### MATERIAL FOR THE TASK ###

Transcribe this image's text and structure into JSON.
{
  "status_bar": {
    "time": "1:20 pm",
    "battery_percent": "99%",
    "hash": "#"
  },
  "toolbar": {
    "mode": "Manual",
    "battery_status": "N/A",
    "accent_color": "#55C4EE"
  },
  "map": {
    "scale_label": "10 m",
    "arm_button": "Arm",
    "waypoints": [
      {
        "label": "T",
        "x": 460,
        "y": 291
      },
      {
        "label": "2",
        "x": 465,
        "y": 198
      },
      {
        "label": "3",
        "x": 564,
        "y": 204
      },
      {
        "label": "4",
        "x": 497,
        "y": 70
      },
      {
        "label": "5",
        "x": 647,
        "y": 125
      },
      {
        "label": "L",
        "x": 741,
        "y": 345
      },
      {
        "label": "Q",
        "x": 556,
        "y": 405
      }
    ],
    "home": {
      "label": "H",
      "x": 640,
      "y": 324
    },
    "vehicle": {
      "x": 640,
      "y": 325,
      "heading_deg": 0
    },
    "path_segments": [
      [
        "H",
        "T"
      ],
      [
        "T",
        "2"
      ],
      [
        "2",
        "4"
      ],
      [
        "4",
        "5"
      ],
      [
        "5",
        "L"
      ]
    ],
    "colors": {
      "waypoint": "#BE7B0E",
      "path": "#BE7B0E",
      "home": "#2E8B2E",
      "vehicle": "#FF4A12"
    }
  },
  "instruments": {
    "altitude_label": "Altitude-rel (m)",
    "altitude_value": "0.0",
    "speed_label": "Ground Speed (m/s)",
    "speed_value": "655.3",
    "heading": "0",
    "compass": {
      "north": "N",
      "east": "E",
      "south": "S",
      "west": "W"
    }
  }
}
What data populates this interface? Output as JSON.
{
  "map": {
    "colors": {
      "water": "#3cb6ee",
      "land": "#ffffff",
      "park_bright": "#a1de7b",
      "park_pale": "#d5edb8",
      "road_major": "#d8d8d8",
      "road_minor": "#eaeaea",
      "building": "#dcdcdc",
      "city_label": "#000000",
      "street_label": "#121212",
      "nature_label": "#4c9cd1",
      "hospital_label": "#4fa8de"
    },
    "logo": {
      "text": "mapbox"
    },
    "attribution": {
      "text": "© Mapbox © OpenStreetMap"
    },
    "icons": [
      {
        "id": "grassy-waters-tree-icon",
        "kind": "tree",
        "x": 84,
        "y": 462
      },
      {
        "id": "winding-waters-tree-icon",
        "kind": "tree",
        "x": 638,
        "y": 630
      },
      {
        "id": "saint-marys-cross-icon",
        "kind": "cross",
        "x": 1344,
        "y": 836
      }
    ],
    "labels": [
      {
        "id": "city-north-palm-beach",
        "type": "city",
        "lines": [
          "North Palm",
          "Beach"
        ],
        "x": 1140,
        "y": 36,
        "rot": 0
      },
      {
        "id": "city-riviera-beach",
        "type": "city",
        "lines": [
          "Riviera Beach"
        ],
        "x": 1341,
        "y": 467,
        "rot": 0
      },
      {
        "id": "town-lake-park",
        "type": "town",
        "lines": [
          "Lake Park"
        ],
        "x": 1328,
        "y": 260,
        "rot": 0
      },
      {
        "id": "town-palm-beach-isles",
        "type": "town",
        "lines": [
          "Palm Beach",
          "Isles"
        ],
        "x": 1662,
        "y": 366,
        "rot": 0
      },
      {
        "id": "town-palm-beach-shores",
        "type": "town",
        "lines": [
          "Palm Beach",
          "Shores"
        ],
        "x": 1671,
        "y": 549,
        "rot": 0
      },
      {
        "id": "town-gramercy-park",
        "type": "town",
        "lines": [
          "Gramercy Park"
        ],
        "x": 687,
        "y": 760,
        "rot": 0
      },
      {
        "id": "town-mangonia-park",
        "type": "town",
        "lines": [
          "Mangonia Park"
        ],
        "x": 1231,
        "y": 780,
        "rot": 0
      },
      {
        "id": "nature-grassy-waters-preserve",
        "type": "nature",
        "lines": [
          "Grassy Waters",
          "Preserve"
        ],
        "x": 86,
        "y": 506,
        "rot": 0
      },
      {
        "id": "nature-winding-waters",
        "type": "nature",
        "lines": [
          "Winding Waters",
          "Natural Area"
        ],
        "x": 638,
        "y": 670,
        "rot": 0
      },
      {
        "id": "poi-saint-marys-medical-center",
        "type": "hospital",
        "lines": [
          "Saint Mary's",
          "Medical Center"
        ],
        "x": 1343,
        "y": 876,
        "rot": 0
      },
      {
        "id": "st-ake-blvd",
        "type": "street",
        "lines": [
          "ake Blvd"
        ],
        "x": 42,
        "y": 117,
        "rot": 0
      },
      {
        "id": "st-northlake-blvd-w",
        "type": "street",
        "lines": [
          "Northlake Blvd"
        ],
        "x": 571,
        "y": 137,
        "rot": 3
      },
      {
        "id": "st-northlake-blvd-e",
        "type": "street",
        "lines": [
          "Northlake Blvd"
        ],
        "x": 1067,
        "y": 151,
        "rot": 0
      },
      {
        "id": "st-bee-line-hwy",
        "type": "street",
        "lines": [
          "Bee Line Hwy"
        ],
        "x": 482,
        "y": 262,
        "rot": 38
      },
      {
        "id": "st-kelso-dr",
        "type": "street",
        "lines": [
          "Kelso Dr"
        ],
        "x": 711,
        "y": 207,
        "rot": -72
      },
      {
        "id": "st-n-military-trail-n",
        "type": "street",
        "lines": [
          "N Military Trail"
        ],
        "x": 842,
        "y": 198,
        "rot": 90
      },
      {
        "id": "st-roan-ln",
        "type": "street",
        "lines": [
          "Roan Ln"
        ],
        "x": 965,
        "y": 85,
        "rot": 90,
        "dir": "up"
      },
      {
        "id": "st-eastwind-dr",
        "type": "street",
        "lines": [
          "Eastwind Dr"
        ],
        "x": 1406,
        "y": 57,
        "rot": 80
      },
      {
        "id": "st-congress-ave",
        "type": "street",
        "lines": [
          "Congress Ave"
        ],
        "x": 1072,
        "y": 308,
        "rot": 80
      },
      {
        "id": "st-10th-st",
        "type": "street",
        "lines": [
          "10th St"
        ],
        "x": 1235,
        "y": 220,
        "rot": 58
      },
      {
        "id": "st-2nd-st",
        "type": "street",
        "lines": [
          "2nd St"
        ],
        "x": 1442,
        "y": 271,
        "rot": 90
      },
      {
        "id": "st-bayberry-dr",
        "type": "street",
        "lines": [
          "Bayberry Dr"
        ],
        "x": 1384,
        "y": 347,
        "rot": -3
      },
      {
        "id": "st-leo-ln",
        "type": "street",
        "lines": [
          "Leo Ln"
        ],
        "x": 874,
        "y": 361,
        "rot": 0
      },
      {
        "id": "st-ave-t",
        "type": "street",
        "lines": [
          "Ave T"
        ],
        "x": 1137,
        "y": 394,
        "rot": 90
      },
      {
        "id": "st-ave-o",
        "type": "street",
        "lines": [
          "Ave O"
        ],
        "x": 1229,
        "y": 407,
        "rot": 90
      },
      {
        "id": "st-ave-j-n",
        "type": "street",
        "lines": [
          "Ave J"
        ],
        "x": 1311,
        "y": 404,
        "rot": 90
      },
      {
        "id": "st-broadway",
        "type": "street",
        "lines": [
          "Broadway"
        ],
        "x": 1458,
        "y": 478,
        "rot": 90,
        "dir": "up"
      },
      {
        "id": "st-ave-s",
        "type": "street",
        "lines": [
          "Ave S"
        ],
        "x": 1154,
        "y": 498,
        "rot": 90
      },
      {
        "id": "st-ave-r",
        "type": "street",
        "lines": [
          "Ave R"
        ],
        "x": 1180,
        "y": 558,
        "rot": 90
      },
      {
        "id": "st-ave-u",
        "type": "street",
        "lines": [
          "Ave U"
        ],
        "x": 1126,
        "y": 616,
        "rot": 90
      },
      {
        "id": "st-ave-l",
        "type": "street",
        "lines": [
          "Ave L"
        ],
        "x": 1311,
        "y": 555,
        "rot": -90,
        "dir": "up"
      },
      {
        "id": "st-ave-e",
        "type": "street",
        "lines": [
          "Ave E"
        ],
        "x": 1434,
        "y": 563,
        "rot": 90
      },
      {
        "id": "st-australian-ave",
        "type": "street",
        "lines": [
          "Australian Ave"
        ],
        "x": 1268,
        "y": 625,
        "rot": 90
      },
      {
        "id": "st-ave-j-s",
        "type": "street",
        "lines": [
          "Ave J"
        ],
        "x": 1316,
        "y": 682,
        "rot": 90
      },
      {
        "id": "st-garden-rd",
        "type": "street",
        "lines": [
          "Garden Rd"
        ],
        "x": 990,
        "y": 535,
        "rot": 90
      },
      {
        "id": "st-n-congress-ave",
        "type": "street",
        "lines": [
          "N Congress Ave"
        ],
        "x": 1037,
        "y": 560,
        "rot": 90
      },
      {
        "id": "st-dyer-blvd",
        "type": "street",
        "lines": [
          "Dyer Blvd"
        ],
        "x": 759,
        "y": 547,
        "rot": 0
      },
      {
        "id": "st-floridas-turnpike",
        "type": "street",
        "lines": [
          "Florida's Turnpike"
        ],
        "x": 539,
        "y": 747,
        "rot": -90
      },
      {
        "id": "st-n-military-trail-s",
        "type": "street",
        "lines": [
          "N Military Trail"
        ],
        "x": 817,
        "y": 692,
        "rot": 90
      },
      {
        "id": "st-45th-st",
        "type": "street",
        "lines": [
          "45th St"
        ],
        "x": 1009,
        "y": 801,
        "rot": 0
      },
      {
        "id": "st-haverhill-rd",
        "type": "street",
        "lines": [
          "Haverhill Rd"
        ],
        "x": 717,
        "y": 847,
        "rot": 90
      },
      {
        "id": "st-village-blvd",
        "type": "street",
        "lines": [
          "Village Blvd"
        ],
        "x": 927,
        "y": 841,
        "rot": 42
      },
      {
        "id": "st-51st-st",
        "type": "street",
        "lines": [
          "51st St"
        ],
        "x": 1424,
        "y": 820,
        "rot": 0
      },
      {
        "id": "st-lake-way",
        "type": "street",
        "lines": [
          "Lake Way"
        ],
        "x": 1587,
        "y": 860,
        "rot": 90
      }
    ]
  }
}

###

◆ **TASK**
Using the records above, gather all lines where the string "cross" is present.

◆ **EXERCISE OUTPUT**
        "id": "saint-marys-cross-icon",
        "kind": "cross",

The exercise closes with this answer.